Identify the lines that contain the string "khede" and copy all of them.

- _Records_:
▬▬▬▬▬▬▬▬▬▬

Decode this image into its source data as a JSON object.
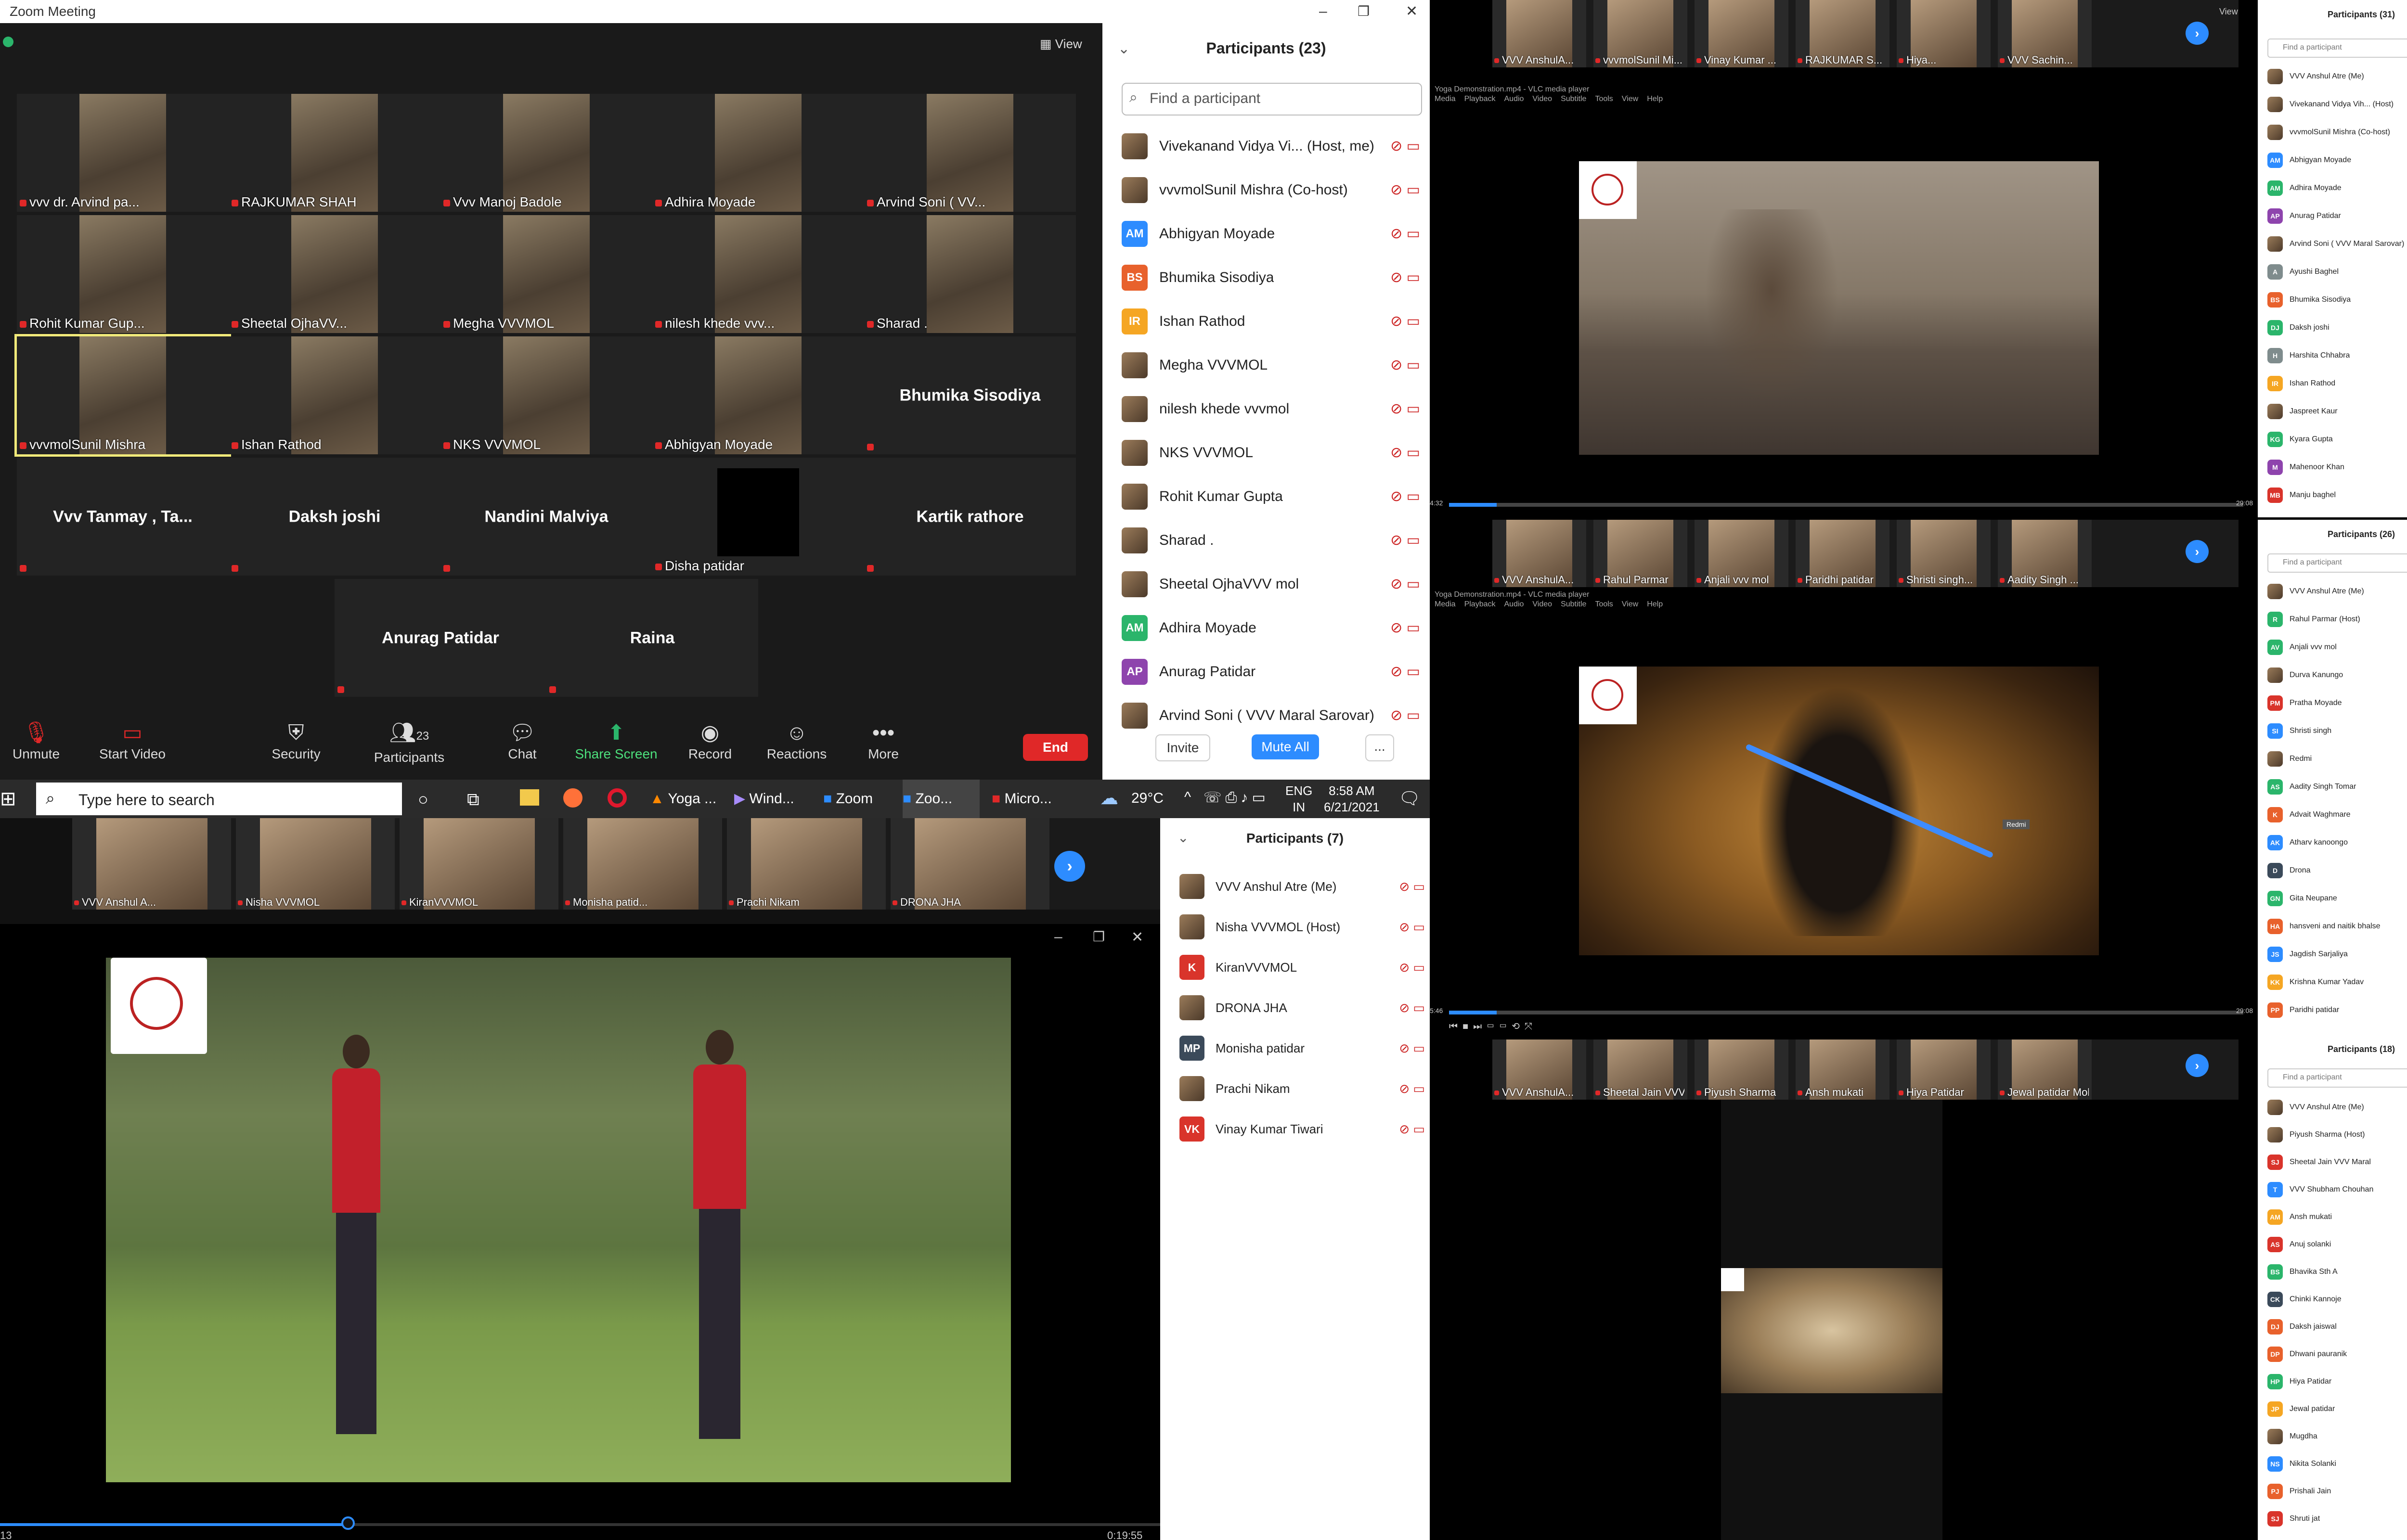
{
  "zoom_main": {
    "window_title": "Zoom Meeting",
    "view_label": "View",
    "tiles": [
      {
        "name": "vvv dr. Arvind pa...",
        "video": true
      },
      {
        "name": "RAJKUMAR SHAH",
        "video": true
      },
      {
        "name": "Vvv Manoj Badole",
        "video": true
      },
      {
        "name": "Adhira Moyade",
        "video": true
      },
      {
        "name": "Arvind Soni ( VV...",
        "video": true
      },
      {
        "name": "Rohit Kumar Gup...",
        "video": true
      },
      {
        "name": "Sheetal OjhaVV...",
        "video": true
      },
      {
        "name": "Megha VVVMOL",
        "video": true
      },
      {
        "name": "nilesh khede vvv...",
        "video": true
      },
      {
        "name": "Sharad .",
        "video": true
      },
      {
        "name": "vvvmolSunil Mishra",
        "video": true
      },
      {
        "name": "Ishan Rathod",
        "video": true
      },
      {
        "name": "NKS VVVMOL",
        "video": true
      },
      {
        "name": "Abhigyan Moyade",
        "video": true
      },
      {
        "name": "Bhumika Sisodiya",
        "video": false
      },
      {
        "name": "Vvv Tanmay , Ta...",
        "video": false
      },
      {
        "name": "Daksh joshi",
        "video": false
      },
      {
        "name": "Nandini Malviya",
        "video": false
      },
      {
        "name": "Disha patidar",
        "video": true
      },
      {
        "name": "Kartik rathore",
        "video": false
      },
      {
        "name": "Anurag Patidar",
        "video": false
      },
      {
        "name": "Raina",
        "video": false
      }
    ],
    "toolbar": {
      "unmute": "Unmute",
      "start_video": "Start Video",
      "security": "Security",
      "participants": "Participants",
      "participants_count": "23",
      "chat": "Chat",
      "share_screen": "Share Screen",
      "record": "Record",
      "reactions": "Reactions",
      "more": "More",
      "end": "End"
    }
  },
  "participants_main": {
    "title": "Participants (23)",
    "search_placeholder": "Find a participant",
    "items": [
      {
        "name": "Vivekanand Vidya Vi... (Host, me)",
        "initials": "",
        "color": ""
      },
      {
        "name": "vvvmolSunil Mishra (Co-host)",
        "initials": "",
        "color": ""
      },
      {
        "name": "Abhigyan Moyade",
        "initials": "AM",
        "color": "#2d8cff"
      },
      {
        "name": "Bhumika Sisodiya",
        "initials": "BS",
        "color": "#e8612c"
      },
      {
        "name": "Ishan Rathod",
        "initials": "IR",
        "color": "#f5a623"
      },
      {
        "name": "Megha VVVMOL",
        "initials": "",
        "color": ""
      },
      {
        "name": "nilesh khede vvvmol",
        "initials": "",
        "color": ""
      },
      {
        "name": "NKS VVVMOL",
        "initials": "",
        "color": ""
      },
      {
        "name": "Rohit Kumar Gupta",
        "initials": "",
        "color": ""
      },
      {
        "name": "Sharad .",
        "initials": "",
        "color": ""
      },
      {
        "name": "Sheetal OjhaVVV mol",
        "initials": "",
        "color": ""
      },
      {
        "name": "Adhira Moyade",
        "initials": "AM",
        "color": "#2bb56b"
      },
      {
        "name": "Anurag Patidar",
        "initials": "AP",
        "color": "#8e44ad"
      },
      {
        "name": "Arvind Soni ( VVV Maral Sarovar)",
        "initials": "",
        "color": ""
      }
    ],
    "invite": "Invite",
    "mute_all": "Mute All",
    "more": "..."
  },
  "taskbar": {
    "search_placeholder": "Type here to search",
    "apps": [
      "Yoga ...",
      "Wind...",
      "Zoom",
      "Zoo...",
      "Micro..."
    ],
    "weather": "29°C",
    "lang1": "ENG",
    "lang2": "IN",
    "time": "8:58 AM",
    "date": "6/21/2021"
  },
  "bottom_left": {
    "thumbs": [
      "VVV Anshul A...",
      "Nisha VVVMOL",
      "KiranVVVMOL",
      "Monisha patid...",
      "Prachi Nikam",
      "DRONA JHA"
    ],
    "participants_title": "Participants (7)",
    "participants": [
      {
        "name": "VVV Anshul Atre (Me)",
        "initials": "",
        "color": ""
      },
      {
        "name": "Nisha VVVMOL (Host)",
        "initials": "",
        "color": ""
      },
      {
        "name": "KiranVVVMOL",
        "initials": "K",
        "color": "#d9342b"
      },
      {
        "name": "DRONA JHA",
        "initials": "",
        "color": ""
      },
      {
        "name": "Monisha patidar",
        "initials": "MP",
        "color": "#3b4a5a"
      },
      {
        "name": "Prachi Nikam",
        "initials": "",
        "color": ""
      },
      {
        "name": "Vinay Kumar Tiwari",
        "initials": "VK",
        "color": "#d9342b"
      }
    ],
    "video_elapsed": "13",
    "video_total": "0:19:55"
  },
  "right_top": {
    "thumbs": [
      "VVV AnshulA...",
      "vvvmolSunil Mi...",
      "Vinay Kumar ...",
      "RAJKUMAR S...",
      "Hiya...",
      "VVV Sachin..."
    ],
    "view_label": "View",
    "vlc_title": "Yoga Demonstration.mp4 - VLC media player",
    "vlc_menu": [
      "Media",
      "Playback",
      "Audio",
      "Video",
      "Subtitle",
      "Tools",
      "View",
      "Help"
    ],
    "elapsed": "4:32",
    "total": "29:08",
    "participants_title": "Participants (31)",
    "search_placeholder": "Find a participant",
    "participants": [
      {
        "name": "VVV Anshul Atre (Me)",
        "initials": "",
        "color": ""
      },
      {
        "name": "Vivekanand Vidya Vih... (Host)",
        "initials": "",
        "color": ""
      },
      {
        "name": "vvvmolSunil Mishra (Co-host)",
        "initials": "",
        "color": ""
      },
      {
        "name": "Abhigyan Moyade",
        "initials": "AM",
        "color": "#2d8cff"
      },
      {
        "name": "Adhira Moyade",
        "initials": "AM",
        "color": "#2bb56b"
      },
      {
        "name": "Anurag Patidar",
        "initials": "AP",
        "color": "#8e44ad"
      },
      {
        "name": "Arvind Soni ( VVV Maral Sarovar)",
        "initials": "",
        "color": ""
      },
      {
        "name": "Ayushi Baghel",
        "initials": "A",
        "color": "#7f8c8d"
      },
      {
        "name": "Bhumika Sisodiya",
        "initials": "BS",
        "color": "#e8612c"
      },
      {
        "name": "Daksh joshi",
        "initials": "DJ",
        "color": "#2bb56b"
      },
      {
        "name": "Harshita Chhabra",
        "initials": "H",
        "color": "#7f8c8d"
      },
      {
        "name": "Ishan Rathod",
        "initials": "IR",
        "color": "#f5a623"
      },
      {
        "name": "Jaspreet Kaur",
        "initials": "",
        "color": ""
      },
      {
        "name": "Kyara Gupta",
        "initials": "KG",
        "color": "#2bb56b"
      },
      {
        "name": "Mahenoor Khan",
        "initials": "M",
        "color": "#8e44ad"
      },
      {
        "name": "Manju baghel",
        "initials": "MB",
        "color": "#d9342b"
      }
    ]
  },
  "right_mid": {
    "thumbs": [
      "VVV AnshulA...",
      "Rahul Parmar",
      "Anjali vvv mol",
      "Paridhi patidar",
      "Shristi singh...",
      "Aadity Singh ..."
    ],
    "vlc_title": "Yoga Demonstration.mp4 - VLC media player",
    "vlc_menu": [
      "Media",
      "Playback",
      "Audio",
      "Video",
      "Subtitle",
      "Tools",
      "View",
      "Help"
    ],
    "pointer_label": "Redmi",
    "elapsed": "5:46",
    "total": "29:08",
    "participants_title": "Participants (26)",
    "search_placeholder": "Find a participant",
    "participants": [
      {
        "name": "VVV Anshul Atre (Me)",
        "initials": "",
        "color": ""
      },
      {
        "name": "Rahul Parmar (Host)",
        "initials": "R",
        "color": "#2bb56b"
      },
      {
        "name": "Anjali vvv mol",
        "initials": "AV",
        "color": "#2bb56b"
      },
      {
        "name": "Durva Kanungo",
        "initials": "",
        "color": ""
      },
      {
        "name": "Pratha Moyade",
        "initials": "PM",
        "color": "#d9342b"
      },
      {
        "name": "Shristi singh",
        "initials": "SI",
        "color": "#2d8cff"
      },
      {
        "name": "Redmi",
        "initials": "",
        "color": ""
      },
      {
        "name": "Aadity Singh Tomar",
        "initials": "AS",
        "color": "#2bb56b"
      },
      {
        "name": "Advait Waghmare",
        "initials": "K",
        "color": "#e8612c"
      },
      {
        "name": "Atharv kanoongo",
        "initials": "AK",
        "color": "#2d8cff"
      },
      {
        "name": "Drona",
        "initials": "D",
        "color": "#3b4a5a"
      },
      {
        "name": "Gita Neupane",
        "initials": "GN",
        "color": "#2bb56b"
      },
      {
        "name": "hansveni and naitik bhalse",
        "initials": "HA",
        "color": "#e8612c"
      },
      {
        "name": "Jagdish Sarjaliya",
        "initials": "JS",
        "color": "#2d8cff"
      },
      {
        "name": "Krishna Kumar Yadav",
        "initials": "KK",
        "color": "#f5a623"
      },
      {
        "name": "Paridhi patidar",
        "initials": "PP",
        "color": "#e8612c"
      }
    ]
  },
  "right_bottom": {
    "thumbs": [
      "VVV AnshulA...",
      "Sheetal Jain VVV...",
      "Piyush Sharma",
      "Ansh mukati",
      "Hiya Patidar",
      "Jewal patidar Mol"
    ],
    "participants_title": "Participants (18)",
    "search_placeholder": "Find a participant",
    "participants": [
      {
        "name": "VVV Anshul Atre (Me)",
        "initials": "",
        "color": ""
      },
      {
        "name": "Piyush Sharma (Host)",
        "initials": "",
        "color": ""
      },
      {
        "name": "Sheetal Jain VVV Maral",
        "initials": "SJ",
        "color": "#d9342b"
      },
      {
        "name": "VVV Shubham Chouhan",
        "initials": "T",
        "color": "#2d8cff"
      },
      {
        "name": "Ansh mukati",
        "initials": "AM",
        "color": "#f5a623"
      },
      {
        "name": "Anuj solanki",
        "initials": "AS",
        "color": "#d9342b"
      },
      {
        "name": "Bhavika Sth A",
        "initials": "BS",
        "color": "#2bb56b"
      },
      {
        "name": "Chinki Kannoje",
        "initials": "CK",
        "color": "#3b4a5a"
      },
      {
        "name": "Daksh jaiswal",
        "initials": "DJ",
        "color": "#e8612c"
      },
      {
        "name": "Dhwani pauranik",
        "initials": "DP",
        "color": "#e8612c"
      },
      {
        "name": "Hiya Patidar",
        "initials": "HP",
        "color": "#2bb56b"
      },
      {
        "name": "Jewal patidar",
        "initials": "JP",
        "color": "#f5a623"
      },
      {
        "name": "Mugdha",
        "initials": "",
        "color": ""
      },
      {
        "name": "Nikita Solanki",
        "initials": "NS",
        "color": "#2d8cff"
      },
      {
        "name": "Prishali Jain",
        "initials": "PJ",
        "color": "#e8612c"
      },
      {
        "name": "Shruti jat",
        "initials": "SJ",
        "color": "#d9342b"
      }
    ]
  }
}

▬▬▬▬▬▬▬▬▬▬

- _Result for this exercise_:
        "name": "nilesh khede vvv...",
        "name": "nilesh khede vvvmol",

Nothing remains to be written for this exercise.